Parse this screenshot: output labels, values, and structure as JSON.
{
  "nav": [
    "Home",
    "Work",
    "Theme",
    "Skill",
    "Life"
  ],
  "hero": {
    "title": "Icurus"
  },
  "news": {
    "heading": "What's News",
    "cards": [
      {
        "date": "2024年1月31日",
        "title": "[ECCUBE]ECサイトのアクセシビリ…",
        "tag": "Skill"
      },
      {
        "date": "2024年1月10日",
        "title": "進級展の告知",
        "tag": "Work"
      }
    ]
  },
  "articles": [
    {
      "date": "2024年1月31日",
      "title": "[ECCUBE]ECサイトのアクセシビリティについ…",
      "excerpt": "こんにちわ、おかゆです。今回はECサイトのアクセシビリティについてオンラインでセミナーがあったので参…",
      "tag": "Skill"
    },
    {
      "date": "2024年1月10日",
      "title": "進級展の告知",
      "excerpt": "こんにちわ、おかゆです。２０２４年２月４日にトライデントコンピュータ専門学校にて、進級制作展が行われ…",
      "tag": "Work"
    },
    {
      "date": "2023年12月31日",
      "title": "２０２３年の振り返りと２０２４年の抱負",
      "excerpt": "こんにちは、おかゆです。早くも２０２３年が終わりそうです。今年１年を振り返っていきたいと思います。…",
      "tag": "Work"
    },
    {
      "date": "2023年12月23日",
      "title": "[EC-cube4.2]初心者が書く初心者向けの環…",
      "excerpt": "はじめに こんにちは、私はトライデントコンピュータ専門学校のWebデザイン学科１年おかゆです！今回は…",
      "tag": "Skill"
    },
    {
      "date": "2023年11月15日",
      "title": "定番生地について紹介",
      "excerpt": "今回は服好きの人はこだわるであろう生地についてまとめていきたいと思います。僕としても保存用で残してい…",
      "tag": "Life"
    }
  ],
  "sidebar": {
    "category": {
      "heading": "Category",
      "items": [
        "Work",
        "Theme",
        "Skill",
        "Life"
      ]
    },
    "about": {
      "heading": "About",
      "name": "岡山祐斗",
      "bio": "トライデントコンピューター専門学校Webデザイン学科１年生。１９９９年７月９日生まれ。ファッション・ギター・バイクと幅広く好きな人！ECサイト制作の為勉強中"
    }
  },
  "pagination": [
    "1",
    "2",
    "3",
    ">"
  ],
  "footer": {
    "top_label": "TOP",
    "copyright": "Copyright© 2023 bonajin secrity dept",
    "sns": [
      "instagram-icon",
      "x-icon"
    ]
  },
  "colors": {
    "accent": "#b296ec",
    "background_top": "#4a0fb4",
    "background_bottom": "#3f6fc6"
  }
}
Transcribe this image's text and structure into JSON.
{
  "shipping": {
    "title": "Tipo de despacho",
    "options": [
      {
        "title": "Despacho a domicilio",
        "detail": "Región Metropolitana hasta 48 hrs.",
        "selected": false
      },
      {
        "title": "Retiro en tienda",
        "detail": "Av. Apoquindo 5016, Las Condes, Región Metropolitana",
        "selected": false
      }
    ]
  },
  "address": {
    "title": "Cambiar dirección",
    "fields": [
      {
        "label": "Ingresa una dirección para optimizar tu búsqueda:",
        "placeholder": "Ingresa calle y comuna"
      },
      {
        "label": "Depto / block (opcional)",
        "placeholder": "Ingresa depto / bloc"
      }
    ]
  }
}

+--

YOUR INSTRUCTIONS: Output the line containing "Transcribe this image's" and all lines after it to the end of the records, exactly as given.

SOLUTION FOR THIS TASK:
Transcribe this image's text and structure into JSON.
{
  "shipping": {
    "title": "Tipo de despacho",
    "options": [
      {
        "title": "Despacho a domicilio",
        "detail": "Región Metropolitana hasta 48 hrs.",
        "selected": false
      },
      {
        "title": "Retiro en tienda",
        "detail": "Av. Apoquindo 5016, Las Condes, Región Metropolitana",
        "selected": false
      }
    ]
  },
  "address": {
    "title": "Cambiar dirección",
    "fields": [
      {
        "label": "Ingresa una dirección para optimizar tu búsqueda:",
        "placeholder": "Ingresa calle y comuna"
      },
      {
        "label": "Depto / block (opcional)",
        "placeholder": "Ingresa depto / bloc"
      }
    ]
  }
}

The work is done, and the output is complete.